# [What is asked]
The records below must be retyped exactly.

# [Data supplied]

* BEGIN *

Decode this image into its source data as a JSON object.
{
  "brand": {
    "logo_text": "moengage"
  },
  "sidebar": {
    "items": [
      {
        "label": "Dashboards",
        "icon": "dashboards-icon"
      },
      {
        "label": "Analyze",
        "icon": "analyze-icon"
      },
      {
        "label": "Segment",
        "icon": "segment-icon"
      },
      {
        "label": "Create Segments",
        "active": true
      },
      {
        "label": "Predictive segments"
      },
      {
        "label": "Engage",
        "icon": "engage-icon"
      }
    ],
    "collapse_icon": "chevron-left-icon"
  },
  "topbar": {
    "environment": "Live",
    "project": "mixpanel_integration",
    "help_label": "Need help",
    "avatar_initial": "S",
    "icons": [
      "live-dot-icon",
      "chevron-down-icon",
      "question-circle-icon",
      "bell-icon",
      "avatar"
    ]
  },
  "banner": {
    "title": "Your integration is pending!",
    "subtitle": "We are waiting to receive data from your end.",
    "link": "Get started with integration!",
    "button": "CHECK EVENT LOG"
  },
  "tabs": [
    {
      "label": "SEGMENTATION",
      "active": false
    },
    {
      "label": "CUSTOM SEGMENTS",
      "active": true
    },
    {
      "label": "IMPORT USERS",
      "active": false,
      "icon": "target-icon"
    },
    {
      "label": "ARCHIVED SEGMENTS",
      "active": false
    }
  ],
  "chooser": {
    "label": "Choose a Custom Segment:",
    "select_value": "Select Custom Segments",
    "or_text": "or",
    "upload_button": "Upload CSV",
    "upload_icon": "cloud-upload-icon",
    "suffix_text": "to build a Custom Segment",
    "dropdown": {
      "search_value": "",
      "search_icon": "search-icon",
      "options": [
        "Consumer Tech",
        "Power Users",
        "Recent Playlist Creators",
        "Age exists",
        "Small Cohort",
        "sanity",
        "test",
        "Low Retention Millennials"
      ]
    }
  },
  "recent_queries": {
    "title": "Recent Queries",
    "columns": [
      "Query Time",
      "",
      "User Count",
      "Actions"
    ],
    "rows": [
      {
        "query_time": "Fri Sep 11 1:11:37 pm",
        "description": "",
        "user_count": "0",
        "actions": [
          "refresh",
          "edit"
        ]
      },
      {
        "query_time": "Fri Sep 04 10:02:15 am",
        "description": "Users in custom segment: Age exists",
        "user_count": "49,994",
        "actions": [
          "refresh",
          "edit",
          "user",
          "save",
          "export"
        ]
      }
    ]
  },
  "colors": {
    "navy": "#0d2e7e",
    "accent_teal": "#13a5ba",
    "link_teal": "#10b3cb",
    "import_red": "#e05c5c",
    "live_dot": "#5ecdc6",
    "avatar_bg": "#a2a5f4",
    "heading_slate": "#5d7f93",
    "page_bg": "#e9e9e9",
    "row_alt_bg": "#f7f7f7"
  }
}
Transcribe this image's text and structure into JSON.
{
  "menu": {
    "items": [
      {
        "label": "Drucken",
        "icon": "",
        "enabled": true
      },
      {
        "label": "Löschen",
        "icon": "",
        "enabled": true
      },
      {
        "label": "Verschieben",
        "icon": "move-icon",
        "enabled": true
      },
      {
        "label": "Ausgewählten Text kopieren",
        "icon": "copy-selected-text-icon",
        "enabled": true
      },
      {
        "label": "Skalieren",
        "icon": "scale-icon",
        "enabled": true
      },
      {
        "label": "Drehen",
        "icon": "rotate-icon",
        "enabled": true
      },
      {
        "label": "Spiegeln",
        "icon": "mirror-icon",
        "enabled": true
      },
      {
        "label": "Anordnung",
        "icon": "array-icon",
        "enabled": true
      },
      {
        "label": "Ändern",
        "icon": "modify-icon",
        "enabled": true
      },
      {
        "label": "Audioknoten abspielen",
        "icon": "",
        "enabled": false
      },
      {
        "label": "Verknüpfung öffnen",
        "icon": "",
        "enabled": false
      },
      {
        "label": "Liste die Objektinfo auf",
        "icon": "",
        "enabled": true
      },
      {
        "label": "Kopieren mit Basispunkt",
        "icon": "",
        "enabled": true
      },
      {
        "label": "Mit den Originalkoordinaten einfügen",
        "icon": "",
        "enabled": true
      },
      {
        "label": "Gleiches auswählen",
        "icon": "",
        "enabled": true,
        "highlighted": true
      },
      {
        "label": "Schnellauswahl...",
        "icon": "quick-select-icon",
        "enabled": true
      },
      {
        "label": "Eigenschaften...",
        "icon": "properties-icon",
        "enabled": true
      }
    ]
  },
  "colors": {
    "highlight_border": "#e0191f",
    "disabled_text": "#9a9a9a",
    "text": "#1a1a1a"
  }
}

* END *

# [Response for this exercise]
Decode this image into its source data as a JSON object.
{
  "brand": {
    "logo_text": "moengage"
  },
  "sidebar": {
    "items": [
      {
        "label": "Dashboards",
        "icon": "dashboards-icon"
      },
      {
        "label": "Analyze",
        "icon": "analyze-icon"
      },
      {
        "label": "Segment",
        "icon": "segment-icon"
      },
      {
        "label": "Create Segments",
        "active": true
      },
      {
        "label": "Predictive segments"
      },
      {
        "label": "Engage",
        "icon": "engage-icon"
      }
    ],
    "collapse_icon": "chevron-left-icon"
  },
  "topbar": {
    "environment": "Live",
    "project": "mixpanel_integration",
    "help_label": "Need help",
    "avatar_initial": "S",
    "icons": [
      "live-dot-icon",
      "chevron-down-icon",
      "question-circle-icon",
      "bell-icon",
      "avatar"
    ]
  },
  "banner": {
    "title": "Your integration is pending!",
    "subtitle": "We are waiting to receive data from your end.",
    "link": "Get started with integration!",
    "button": "CHECK EVENT LOG"
  },
  "tabs": [
    {
      "label": "SEGMENTATION",
      "active": false
    },
    {
      "label": "CUSTOM SEGMENTS",
      "active": true
    },
    {
      "label": "IMPORT USERS",
      "active": false,
      "icon": "target-icon"
    },
    {
      "label": "ARCHIVED SEGMENTS",
      "active": false
    }
  ],
  "chooser": {
    "label": "Choose a Custom Segment:",
    "select_value": "Select Custom Segments",
    "or_text": "or",
    "upload_button": "Upload CSV",
    "upload_icon": "cloud-upload-icon",
    "suffix_text": "to build a Custom Segment",
    "dropdown": {
      "search_value": "",
      "search_icon": "search-icon",
      "options": [
        "Consumer Tech",
        "Power Users",
        "Recent Playlist Creators",
        "Age exists",
        "Small Cohort",
        "sanity",
        "test",
        "Low Retention Millennials"
      ]
    }
  },
  "recent_queries": {
    "title": "Recent Queries",
    "columns": [
      "Query Time",
      "",
      "User Count",
      "Actions"
    ],
    "rows": [
      {
        "query_time": "Fri Sep 11 1:11:37 pm",
        "description": "",
        "user_count": "0",
        "actions": [
          "refresh",
          "edit"
        ]
      },
      {
        "query_time": "Fri Sep 04 10:02:15 am",
        "description": "Users in custom segment: Age exists",
        "user_count": "49,994",
        "actions": [
          "refresh",
          "edit",
          "user",
          "save",
          "export"
        ]
      }
    ]
  },
  "colors": {
    "navy": "#0d2e7e",
    "accent_teal": "#13a5ba",
    "link_teal": "#10b3cb",
    "import_red": "#e05c5c",
    "live_dot": "#5ecdc6",
    "avatar_bg": "#a2a5f4",
    "heading_slate": "#5d7f93",
    "page_bg": "#e9e9e9",
    "row_alt_bg": "#f7f7f7"
  }
}
Transcribe this image's text and structure into JSON.
{
  "menu": {
    "items": [
      {
        "label": "Drucken",
        "icon": "",
        "enabled": true
      },
      {
        "label": "Löschen",
        "icon": "",
        "enabled": true
      },
      {
        "label": "Verschieben",
        "icon": "move-icon",
        "enabled": true
      },
      {
        "label": "Ausgewählten Text kopieren",
        "icon": "copy-selected-text-icon",
        "enabled": true
      },
      {
        "label": "Skalieren",
        "icon": "scale-icon",
        "enabled": true
      },
      {
        "label": "Drehen",
        "icon": "rotate-icon",
        "enabled": true
      },
      {
        "label": "Spiegeln",
        "icon": "mirror-icon",
        "enabled": true
      },
      {
        "label": "Anordnung",
        "icon": "array-icon",
        "enabled": true
      },
      {
        "label": "Ändern",
        "icon": "modify-icon",
        "enabled": true
      },
      {
        "label": "Audioknoten abspielen",
        "icon": "",
        "enabled": false
      },
      {
        "label": "Verknüpfung öffnen",
        "icon": "",
        "enabled": false
      },
      {
        "label": "Liste die Objektinfo auf",
        "icon": "",
        "enabled": true
      },
      {
        "label": "Kopieren mit Basispunkt",
        "icon": "",
        "enabled": true
      },
      {
        "label": "Mit den Originalkoordinaten einfügen",
        "icon": "",
        "enabled": true
      },
      {
        "label": "Gleiches auswählen",
        "icon": "",
        "enabled": true,
        "highlighted": true
      },
      {
        "label": "Schnellauswahl...",
        "icon": "quick-select-icon",
        "enabled": true
      },
      {
        "label": "Eigenschaften...",
        "icon": "properties-icon",
        "enabled": true
      }
    ]
  },
  "colors": {
    "highlight_border": "#e0191f",
    "disabled_text": "#9a9a9a",
    "text": "#1a1a1a"
  }
}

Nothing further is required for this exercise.